REQUIREMENTS:
Pick out each line below containing "What".

LISTING:

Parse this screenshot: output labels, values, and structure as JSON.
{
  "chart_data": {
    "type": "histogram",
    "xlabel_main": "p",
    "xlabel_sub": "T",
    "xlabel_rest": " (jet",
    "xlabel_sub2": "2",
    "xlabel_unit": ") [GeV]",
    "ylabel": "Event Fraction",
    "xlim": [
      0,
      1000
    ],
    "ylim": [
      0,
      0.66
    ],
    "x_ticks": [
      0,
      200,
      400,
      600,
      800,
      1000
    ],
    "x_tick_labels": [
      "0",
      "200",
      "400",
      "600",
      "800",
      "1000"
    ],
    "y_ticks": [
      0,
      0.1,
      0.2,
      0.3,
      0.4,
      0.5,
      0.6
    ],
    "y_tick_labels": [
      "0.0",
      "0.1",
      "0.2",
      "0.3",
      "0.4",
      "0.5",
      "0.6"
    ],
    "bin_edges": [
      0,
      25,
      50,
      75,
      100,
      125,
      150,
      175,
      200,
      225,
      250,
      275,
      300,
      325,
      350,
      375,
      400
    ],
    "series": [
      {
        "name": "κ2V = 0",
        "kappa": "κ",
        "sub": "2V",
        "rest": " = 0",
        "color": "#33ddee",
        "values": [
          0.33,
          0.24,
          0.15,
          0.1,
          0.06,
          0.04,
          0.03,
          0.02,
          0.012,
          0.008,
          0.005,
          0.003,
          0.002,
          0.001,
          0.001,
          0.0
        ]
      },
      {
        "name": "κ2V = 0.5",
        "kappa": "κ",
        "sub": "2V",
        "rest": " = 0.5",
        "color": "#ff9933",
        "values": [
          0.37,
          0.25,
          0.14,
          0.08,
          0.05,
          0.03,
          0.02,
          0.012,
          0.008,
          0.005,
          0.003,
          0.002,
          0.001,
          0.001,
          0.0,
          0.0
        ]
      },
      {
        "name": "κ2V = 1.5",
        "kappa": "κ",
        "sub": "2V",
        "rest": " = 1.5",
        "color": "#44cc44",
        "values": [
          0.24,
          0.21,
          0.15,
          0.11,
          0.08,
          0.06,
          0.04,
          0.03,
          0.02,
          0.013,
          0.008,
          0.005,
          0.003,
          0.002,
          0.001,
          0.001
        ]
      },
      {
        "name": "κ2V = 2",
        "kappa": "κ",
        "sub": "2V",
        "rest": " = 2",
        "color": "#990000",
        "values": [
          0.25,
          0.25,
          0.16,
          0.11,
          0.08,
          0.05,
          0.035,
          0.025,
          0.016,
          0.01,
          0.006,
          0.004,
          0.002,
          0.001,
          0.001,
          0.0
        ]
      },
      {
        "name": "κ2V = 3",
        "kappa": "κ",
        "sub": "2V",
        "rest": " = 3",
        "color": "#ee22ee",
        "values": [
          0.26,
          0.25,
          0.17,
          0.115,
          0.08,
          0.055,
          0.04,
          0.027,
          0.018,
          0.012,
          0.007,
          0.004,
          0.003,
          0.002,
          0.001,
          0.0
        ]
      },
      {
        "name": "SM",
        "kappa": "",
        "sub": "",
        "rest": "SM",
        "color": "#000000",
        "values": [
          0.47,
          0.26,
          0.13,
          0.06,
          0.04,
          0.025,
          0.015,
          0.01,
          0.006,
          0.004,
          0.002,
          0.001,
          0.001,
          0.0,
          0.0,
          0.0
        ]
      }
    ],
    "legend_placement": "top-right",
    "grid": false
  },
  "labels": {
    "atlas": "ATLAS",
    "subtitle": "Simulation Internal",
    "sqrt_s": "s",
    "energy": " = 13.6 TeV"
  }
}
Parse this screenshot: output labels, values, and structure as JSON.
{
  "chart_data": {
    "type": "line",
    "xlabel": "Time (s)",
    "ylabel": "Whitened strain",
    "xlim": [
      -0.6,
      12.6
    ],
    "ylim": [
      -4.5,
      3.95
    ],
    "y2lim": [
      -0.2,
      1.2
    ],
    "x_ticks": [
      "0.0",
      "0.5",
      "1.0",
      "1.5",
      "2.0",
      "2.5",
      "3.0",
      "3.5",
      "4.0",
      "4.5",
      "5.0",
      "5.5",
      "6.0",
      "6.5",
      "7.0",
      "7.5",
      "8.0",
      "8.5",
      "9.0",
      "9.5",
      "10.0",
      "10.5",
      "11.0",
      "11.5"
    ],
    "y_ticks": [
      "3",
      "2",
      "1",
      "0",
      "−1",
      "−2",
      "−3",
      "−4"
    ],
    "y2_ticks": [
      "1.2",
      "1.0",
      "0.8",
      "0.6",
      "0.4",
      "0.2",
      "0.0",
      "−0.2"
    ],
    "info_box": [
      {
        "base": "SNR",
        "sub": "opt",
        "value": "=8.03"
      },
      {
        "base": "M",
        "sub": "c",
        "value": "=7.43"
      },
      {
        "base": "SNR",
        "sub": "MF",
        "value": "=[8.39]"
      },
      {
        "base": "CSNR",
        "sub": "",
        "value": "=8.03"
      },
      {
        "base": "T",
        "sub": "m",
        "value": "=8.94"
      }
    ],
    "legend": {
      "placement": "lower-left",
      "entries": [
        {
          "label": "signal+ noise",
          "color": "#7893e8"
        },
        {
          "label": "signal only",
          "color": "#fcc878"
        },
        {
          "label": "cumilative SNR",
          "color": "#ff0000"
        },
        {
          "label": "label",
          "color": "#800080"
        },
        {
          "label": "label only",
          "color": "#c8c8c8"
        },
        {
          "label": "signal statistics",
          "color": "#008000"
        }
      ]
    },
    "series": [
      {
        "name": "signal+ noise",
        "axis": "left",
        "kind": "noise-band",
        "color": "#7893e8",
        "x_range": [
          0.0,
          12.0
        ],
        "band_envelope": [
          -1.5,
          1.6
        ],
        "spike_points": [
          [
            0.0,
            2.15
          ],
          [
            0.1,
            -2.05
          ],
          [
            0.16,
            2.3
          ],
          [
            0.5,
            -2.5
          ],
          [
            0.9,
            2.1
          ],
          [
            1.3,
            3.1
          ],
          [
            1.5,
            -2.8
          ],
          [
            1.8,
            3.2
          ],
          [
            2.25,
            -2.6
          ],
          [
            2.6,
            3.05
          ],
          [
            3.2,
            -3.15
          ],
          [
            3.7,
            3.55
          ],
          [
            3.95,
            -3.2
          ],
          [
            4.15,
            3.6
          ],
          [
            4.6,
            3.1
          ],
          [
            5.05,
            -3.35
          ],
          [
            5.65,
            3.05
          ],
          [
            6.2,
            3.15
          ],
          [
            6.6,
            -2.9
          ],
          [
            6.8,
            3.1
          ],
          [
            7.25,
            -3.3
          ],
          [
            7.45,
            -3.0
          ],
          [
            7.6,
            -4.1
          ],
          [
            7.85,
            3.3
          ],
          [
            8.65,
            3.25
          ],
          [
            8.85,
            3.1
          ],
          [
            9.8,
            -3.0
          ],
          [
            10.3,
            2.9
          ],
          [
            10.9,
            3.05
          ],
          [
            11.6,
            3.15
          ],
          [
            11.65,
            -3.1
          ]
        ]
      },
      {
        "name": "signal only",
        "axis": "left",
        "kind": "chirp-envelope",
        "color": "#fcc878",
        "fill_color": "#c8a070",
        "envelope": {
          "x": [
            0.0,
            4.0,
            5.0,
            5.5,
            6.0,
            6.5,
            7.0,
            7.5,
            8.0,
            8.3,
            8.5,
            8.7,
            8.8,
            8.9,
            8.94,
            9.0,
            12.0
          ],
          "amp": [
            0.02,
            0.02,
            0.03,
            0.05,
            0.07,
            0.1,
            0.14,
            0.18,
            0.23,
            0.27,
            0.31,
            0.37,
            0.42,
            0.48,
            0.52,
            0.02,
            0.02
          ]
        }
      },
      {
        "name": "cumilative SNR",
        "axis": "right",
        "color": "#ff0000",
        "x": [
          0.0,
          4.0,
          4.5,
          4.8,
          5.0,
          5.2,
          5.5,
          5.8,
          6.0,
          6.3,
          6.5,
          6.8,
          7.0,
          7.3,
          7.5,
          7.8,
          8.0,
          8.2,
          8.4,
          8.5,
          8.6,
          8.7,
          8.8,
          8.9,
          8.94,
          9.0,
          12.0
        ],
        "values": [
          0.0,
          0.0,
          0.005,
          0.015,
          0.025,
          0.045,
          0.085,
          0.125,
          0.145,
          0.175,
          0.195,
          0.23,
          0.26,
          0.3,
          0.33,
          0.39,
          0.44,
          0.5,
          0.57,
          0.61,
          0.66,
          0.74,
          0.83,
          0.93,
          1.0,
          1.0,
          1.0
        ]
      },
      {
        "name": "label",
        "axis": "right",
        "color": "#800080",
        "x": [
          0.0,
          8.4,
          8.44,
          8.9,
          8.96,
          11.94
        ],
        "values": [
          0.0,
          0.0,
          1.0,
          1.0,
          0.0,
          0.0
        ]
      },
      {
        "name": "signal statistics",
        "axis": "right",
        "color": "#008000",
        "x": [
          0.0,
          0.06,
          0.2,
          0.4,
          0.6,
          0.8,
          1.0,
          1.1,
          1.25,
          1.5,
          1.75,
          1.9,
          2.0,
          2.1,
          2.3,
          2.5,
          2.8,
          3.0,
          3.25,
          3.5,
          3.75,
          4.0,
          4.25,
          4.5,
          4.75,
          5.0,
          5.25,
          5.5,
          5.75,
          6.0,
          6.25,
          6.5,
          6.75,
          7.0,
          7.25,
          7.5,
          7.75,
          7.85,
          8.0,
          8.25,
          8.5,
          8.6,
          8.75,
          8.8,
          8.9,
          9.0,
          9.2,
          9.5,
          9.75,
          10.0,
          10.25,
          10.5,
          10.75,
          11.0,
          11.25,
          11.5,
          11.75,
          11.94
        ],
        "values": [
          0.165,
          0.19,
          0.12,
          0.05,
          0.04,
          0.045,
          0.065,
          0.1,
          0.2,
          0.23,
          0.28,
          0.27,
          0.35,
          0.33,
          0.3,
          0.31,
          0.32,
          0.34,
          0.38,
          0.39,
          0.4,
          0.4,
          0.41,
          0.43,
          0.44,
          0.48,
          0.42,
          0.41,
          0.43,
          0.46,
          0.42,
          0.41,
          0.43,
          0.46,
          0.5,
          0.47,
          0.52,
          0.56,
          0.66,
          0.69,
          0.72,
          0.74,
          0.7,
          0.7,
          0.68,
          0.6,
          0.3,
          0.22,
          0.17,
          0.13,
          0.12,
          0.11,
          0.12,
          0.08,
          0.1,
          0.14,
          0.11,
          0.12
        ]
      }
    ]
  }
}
---
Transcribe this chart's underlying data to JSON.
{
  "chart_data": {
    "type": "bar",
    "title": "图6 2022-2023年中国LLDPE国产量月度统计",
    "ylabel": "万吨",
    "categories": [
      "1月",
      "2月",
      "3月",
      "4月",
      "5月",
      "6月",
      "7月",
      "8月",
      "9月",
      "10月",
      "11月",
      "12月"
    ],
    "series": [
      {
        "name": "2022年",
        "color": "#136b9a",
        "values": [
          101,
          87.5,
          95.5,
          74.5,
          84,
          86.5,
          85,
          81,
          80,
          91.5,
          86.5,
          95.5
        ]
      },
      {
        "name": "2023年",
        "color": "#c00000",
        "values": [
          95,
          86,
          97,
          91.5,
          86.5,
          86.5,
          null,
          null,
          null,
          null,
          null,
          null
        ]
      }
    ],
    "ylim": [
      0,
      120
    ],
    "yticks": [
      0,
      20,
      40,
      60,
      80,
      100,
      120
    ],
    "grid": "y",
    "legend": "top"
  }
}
---
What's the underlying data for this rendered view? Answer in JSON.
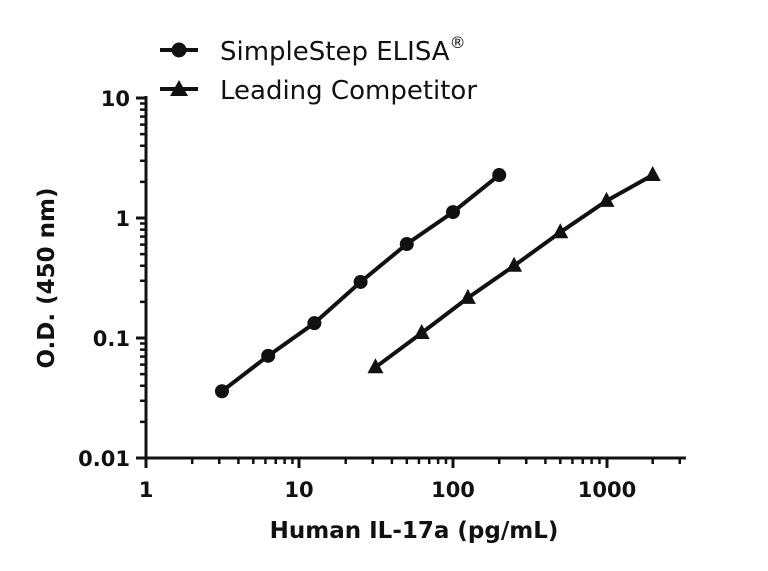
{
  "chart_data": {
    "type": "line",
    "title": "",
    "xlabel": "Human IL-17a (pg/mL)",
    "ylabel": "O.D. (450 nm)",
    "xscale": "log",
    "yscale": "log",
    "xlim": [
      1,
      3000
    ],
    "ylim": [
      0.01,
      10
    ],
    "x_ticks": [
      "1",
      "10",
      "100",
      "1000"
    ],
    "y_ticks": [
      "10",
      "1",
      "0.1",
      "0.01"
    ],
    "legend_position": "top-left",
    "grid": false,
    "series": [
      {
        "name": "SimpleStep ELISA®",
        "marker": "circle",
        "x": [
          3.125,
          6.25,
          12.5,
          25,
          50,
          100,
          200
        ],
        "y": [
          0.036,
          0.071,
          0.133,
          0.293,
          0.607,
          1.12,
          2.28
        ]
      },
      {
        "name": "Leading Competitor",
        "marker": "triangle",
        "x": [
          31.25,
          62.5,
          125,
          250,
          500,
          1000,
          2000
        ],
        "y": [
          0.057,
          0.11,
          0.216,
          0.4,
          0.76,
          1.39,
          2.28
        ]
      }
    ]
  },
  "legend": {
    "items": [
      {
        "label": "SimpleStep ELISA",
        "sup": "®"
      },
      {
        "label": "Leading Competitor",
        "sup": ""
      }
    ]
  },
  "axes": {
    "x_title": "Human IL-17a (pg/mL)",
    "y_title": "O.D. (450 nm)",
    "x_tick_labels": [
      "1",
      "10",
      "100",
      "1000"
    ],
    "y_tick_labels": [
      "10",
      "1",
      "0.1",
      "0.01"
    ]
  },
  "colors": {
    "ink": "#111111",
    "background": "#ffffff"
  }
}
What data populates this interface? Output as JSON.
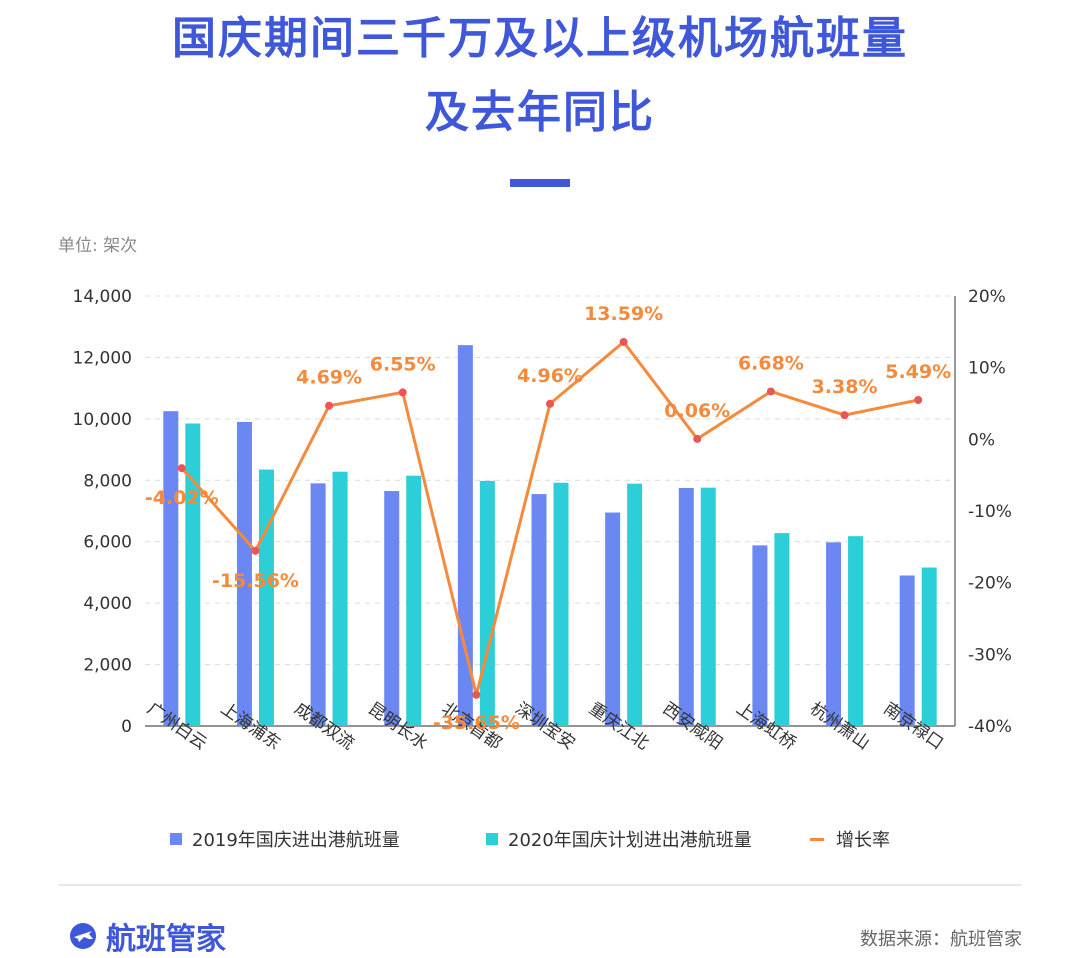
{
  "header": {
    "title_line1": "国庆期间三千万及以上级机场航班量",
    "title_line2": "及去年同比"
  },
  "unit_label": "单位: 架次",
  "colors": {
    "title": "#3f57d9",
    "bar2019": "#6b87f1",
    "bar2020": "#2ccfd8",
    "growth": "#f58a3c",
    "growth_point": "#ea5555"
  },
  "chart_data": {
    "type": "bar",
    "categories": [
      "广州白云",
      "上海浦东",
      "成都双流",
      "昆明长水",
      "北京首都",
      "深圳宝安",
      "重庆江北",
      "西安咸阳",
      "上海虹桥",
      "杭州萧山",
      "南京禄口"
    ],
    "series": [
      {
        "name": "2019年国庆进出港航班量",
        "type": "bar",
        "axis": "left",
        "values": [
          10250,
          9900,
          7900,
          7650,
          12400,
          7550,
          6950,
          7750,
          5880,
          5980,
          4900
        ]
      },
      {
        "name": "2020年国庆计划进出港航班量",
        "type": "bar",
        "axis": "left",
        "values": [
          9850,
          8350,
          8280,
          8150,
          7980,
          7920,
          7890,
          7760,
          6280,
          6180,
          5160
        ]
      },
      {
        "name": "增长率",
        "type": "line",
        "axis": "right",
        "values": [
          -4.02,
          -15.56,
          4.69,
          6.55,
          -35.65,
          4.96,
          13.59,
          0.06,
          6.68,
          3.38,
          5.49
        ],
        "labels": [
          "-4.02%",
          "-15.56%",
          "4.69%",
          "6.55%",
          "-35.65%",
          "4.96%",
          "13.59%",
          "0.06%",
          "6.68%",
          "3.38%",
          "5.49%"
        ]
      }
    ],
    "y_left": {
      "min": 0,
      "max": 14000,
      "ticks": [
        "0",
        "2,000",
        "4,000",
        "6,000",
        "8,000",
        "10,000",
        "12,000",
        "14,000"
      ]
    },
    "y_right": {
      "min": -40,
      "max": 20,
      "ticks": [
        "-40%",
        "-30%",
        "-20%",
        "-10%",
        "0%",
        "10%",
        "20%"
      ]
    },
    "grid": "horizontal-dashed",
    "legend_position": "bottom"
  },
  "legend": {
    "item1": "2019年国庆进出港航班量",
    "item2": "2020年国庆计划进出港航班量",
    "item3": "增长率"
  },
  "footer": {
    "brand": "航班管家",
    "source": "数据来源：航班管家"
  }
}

TASK RESULT:
What's the underlying data for this rendered view? Answer in JSON.
What data populates this interface? Output as JSON.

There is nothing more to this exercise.